**Dataset records**
○ ○ ○ ○ ○

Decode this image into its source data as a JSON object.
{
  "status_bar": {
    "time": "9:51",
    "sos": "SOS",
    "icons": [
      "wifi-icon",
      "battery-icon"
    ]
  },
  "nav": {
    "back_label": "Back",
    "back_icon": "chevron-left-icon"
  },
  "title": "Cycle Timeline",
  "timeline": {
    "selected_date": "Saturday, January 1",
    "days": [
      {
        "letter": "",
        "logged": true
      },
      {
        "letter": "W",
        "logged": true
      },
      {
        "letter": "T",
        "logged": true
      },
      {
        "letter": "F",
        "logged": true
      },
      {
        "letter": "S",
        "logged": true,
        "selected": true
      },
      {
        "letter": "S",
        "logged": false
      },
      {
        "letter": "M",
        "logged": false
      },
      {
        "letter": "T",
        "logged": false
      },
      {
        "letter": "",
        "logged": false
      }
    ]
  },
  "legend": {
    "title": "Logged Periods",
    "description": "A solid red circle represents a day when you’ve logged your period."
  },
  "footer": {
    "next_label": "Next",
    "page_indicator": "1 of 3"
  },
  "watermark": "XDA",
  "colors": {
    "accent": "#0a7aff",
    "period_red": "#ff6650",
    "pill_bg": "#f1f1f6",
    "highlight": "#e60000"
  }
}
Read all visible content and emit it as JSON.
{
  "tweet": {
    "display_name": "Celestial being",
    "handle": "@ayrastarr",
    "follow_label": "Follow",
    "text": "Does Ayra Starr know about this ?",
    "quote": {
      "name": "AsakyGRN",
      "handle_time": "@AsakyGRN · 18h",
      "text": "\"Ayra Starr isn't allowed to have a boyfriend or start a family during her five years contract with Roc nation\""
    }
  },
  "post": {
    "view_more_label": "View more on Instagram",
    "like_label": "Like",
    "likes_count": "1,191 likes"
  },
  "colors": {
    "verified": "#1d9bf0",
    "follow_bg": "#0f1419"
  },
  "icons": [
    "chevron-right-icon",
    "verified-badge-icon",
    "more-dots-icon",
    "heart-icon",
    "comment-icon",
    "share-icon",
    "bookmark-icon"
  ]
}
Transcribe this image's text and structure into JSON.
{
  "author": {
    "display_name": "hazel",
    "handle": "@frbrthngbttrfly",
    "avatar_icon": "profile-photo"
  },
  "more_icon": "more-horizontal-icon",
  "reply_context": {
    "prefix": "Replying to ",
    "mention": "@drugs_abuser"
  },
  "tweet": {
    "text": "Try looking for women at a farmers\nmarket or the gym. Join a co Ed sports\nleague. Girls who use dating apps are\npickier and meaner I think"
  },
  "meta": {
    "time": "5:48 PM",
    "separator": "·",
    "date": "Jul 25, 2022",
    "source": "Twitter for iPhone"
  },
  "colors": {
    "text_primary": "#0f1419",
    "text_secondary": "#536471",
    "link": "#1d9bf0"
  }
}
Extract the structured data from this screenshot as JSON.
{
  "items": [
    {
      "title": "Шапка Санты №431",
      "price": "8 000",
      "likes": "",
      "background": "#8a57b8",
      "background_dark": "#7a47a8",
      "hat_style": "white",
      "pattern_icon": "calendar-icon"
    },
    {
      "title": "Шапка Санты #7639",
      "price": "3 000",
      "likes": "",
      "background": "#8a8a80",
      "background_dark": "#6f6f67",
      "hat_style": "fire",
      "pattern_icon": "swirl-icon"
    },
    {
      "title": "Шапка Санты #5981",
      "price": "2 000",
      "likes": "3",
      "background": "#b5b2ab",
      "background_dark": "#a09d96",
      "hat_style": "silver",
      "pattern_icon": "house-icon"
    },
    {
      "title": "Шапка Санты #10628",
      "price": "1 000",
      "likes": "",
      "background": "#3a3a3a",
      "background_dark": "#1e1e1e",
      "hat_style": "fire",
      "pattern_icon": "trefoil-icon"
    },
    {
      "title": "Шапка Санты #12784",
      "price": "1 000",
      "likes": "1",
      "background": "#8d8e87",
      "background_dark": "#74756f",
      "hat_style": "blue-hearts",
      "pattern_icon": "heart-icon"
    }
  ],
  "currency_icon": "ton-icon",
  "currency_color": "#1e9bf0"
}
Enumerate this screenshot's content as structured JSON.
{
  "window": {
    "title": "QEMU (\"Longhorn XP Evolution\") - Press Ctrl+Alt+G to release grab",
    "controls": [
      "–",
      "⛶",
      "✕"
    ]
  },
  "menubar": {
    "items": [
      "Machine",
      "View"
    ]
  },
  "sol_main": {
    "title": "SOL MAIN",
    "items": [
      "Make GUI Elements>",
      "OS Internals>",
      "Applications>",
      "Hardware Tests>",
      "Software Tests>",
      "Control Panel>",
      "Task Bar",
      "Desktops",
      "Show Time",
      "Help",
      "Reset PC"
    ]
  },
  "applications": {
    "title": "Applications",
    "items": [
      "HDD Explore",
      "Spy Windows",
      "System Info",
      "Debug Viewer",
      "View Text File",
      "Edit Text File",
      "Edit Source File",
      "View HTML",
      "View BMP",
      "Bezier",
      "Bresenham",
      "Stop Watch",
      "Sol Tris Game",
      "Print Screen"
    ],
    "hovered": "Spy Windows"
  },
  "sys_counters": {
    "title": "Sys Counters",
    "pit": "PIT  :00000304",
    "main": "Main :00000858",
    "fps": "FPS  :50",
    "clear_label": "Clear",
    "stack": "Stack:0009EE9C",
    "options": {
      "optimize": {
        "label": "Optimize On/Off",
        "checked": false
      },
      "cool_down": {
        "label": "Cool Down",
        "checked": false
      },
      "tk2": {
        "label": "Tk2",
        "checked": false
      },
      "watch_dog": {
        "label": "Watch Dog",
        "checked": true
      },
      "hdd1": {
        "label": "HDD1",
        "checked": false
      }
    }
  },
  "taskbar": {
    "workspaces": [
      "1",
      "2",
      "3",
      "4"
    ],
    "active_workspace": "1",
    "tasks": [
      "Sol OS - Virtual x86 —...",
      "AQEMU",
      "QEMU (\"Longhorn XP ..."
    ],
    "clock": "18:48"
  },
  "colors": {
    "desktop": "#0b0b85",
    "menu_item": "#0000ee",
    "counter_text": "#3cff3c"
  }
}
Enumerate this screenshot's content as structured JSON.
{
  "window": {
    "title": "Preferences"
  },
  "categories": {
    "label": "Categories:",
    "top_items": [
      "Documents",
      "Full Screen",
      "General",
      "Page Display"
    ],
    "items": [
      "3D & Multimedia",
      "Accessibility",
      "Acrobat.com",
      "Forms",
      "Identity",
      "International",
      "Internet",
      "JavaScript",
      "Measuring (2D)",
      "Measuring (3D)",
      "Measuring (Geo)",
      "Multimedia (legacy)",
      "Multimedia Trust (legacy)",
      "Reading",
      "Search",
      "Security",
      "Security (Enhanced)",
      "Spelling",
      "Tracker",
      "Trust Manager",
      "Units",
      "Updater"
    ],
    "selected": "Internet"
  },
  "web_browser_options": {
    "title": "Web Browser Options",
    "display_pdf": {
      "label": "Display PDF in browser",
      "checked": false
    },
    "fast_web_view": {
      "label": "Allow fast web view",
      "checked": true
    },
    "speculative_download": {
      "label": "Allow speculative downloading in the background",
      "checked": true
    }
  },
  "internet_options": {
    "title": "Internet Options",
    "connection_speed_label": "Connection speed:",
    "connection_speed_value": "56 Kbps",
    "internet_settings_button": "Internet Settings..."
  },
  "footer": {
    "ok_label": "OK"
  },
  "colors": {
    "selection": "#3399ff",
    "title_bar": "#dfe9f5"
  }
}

○ ○ ○ ○ ○

**Instruction**
Each entry above is to be quoted exactly.

**The answer**
Decode this image into its source data as a JSON object.
{
  "status_bar": {
    "time": "9:51",
    "sos": "SOS",
    "icons": [
      "wifi-icon",
      "battery-icon"
    ]
  },
  "nav": {
    "back_label": "Back",
    "back_icon": "chevron-left-icon"
  },
  "title": "Cycle Timeline",
  "timeline": {
    "selected_date": "Saturday, January 1",
    "days": [
      {
        "letter": "",
        "logged": true
      },
      {
        "letter": "W",
        "logged": true
      },
      {
        "letter": "T",
        "logged": true
      },
      {
        "letter": "F",
        "logged": true
      },
      {
        "letter": "S",
        "logged": true,
        "selected": true
      },
      {
        "letter": "S",
        "logged": false
      },
      {
        "letter": "M",
        "logged": false
      },
      {
        "letter": "T",
        "logged": false
      },
      {
        "letter": "",
        "logged": false
      }
    ]
  },
  "legend": {
    "title": "Logged Periods",
    "description": "A solid red circle represents a day when you’ve logged your period."
  },
  "footer": {
    "next_label": "Next",
    "page_indicator": "1 of 3"
  },
  "watermark": "XDA",
  "colors": {
    "accent": "#0a7aff",
    "period_red": "#ff6650",
    "pill_bg": "#f1f1f6",
    "highlight": "#e60000"
  }
}
Read all visible content and emit it as JSON.
{
  "tweet": {
    "display_name": "Celestial being",
    "handle": "@ayrastarr",
    "follow_label": "Follow",
    "text": "Does Ayra Starr know about this ?",
    "quote": {
      "name": "AsakyGRN",
      "handle_time": "@AsakyGRN · 18h",
      "text": "\"Ayra Starr isn't allowed to have a boyfriend or start a family during her five years contract with Roc nation\""
    }
  },
  "post": {
    "view_more_label": "View more on Instagram",
    "like_label": "Like",
    "likes_count": "1,191 likes"
  },
  "colors": {
    "verified": "#1d9bf0",
    "follow_bg": "#0f1419"
  },
  "icons": [
    "chevron-right-icon",
    "verified-badge-icon",
    "more-dots-icon",
    "heart-icon",
    "comment-icon",
    "share-icon",
    "bookmark-icon"
  ]
}
Transcribe this image's text and structure into JSON.
{
  "author": {
    "display_name": "hazel",
    "handle": "@frbrthngbttrfly",
    "avatar_icon": "profile-photo"
  },
  "more_icon": "more-horizontal-icon",
  "reply_context": {
    "prefix": "Replying to ",
    "mention": "@drugs_abuser"
  },
  "tweet": {
    "text": "Try looking for women at a farmers\nmarket or the gym. Join a co Ed sports\nleague. Girls who use dating apps are\npickier and meaner I think"
  },
  "meta": {
    "time": "5:48 PM",
    "separator": "·",
    "date": "Jul 25, 2022",
    "source": "Twitter for iPhone"
  },
  "colors": {
    "text_primary": "#0f1419",
    "text_secondary": "#536471",
    "link": "#1d9bf0"
  }
}
Extract the structured data from this screenshot as JSON.
{
  "items": [
    {
      "title": "Шапка Санты №431",
      "price": "8 000",
      "likes": "",
      "background": "#8a57b8",
      "background_dark": "#7a47a8",
      "hat_style": "white",
      "pattern_icon": "calendar-icon"
    },
    {
      "title": "Шапка Санты #7639",
      "price": "3 000",
      "likes": "",
      "background": "#8a8a80",
      "background_dark": "#6f6f67",
      "hat_style": "fire",
      "pattern_icon": "swirl-icon"
    },
    {
      "title": "Шапка Санты #5981",
      "price": "2 000",
      "likes": "3",
      "background": "#b5b2ab",
      "background_dark": "#a09d96",
      "hat_style": "silver",
      "pattern_icon": "house-icon"
    },
    {
      "title": "Шапка Санты #10628",
      "price": "1 000",
      "likes": "",
      "background": "#3a3a3a",
      "background_dark": "#1e1e1e",
      "hat_style": "fire",
      "pattern_icon": "trefoil-icon"
    },
    {
      "title": "Шапка Санты #12784",
      "price": "1 000",
      "likes": "1",
      "background": "#8d8e87",
      "background_dark": "#74756f",
      "hat_style": "blue-hearts",
      "pattern_icon": "heart-icon"
    }
  ],
  "currency_icon": "ton-icon",
  "currency_color": "#1e9bf0"
}
Enumerate this screenshot's content as structured JSON.
{
  "window": {
    "title": "QEMU (\"Longhorn XP Evolution\") - Press Ctrl+Alt+G to release grab",
    "controls": [
      "–",
      "⛶",
      "✕"
    ]
  },
  "menubar": {
    "items": [
      "Machine",
      "View"
    ]
  },
  "sol_main": {
    "title": "SOL MAIN",
    "items": [
      "Make GUI Elements>",
      "OS Internals>",
      "Applications>",
      "Hardware Tests>",
      "Software Tests>",
      "Control Panel>",
      "Task Bar",
      "Desktops",
      "Show Time",
      "Help",
      "Reset PC"
    ]
  },
  "applications": {
    "title": "Applications",
    "items": [
      "HDD Explore",
      "Spy Windows",
      "System Info",
      "Debug Viewer",
      "View Text File",
      "Edit Text File",
      "Edit Source File",
      "View HTML",
      "View BMP",
      "Bezier",
      "Bresenham",
      "Stop Watch",
      "Sol Tris Game",
      "Print Screen"
    ],
    "hovered": "Spy Windows"
  },
  "sys_counters": {
    "title": "Sys Counters",
    "pit": "PIT  :00000304",
    "main": "Main :00000858",
    "fps": "FPS  :50",
    "clear_label": "Clear",
    "stack": "Stack:0009EE9C",
    "options": {
      "optimize": {
        "label": "Optimize On/Off",
        "checked": false
      },
      "cool_down": {
        "label": "Cool Down",
        "checked": false
      },
      "tk2": {
        "label": "Tk2",
        "checked": false
      },
      "watch_dog": {
        "label": "Watch Dog",
        "checked": true
      },
      "hdd1": {
        "label": "HDD1",
        "checked": false
      }
    }
  },
  "taskbar": {
    "workspaces": [
      "1",
      "2",
      "3",
      "4"
    ],
    "active_workspace": "1",
    "tasks": [
      "Sol OS - Virtual x86 —...",
      "AQEMU",
      "QEMU (\"Longhorn XP ..."
    ],
    "clock": "18:48"
  },
  "colors": {
    "desktop": "#0b0b85",
    "menu_item": "#0000ee",
    "counter_text": "#3cff3c"
  }
}
Enumerate this screenshot's content as structured JSON.
{
  "window": {
    "title": "Preferences"
  },
  "categories": {
    "label": "Categories:",
    "top_items": [
      "Documents",
      "Full Screen",
      "General",
      "Page Display"
    ],
    "items": [
      "3D & Multimedia",
      "Accessibility",
      "Acrobat.com",
      "Forms",
      "Identity",
      "International",
      "Internet",
      "JavaScript",
      "Measuring (2D)",
      "Measuring (3D)",
      "Measuring (Geo)",
      "Multimedia (legacy)",
      "Multimedia Trust (legacy)",
      "Reading",
      "Search",
      "Security",
      "Security (Enhanced)",
      "Spelling",
      "Tracker",
      "Trust Manager",
      "Units",
      "Updater"
    ],
    "selected": "Internet"
  },
  "web_browser_options": {
    "title": "Web Browser Options",
    "display_pdf": {
      "label": "Display PDF in browser",
      "checked": false
    },
    "fast_web_view": {
      "label": "Allow fast web view",
      "checked": true
    },
    "speculative_download": {
      "label": "Allow speculative downloading in the background",
      "checked": true
    }
  },
  "internet_options": {
    "title": "Internet Options",
    "connection_speed_label": "Connection speed:",
    "connection_speed_value": "56 Kbps",
    "internet_settings_button": "Internet Settings..."
  },
  "footer": {
    "ok_label": "OK"
  },
  "colors": {
    "selection": "#3399ff",
    "title_bar": "#dfe9f5"
  }
}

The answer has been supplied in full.